(Stored records)

▶

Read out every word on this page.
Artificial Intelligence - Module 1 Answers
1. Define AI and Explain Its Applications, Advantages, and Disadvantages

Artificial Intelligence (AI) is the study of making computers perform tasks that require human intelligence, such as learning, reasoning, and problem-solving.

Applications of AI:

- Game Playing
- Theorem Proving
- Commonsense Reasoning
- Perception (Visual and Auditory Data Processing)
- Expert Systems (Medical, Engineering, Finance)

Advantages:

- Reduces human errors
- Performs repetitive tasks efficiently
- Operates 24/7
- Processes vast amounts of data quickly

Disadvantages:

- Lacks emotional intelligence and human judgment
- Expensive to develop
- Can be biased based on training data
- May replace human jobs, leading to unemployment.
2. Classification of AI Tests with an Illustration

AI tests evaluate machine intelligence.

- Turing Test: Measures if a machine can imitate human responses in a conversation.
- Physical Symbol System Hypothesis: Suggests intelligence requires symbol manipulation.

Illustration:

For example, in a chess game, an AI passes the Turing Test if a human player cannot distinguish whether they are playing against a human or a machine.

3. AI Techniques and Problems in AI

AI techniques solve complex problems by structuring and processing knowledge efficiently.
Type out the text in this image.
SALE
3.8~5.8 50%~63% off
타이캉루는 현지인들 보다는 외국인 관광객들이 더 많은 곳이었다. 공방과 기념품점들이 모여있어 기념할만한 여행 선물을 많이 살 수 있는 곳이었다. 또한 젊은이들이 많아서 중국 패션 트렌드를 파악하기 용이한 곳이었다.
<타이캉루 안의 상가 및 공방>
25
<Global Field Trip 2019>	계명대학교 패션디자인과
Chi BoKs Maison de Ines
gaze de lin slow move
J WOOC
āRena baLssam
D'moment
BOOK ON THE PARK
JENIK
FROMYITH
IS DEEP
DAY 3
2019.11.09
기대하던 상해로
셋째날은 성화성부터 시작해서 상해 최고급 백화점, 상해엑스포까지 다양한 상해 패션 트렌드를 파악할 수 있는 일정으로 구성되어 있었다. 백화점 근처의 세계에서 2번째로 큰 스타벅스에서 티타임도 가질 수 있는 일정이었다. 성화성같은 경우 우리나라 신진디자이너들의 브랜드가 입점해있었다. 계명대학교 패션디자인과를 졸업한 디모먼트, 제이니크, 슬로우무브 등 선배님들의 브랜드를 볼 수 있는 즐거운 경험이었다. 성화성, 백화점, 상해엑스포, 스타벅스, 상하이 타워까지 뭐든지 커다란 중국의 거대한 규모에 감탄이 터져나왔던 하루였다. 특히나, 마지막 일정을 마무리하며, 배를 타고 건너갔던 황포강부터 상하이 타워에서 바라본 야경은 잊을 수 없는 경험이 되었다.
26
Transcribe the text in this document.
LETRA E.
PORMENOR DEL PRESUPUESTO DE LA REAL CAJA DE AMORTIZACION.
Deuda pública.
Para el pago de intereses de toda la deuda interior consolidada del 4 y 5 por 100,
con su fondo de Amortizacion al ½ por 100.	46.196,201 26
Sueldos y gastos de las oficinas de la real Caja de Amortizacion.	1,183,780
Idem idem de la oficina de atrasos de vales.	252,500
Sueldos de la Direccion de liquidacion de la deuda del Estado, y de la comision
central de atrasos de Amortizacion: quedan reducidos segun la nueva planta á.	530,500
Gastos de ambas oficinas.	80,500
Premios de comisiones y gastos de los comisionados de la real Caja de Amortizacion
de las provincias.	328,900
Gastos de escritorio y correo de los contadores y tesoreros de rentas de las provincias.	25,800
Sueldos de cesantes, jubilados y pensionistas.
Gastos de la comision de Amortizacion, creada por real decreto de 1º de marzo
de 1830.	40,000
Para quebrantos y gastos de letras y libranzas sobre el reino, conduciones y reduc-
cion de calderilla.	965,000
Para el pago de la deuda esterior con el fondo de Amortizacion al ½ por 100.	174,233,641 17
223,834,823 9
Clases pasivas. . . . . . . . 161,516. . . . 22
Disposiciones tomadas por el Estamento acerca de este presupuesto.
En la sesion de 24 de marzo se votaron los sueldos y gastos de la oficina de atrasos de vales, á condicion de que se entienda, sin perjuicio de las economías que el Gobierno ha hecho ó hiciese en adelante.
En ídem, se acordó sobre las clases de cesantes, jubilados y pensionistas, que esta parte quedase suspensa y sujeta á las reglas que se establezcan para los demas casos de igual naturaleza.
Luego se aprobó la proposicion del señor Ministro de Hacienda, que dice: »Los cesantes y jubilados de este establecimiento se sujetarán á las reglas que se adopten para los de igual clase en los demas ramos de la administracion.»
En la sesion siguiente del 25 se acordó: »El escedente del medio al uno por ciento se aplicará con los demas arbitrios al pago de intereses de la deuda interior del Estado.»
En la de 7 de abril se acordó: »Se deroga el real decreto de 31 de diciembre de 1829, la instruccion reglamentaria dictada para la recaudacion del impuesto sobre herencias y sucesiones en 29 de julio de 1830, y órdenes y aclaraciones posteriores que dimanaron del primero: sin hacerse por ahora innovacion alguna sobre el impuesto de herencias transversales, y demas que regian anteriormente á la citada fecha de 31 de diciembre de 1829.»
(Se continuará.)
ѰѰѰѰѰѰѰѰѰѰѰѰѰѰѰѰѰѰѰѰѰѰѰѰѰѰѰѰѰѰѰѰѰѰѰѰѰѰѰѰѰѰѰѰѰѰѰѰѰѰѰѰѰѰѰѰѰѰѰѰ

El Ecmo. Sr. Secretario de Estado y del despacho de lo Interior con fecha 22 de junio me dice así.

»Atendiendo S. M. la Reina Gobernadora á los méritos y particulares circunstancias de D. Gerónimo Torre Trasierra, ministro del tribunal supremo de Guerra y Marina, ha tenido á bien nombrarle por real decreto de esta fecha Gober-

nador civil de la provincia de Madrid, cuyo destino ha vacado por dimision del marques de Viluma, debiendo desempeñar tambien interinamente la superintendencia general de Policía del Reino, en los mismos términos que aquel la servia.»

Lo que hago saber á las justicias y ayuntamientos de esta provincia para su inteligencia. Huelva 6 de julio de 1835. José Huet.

◀
▶

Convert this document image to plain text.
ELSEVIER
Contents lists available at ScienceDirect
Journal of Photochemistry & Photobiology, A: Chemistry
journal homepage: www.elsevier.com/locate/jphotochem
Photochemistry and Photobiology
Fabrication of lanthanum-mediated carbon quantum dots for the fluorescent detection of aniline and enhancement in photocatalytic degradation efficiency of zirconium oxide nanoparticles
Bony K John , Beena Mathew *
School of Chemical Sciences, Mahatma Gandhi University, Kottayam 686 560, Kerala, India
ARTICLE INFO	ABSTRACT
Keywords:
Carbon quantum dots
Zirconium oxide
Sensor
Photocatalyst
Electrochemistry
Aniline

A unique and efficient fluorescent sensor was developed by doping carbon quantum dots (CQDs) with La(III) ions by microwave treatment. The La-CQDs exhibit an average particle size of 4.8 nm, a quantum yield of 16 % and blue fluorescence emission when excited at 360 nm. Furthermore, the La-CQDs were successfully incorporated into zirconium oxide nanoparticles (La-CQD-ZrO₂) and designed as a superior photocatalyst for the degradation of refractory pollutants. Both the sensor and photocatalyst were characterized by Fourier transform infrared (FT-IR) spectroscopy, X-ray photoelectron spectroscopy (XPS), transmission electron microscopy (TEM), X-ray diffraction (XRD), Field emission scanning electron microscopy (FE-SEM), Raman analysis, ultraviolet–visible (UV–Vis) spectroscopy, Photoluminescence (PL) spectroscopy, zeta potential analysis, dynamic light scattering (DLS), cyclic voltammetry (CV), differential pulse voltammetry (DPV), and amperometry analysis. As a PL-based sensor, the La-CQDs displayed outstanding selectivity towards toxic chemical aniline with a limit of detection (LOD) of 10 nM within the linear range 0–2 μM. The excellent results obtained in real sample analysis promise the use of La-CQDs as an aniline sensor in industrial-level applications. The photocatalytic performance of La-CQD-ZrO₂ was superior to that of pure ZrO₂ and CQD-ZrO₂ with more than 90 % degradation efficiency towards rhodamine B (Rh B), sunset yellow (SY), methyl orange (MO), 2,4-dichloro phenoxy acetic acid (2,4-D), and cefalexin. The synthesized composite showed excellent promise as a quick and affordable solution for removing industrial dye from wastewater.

◀

### WRITTEN EXERCISE
Collect each line holding the string "machine".

### COMPLETE RESPONSE
AI tests evaluate machine intelligence.
- Turing Test: Measures if a machine can imitate human responses in a conversation.
For example, in a chess game, an AI passes the Turing Test if a human player cannot distinguish whether they are playing against a human or a machine.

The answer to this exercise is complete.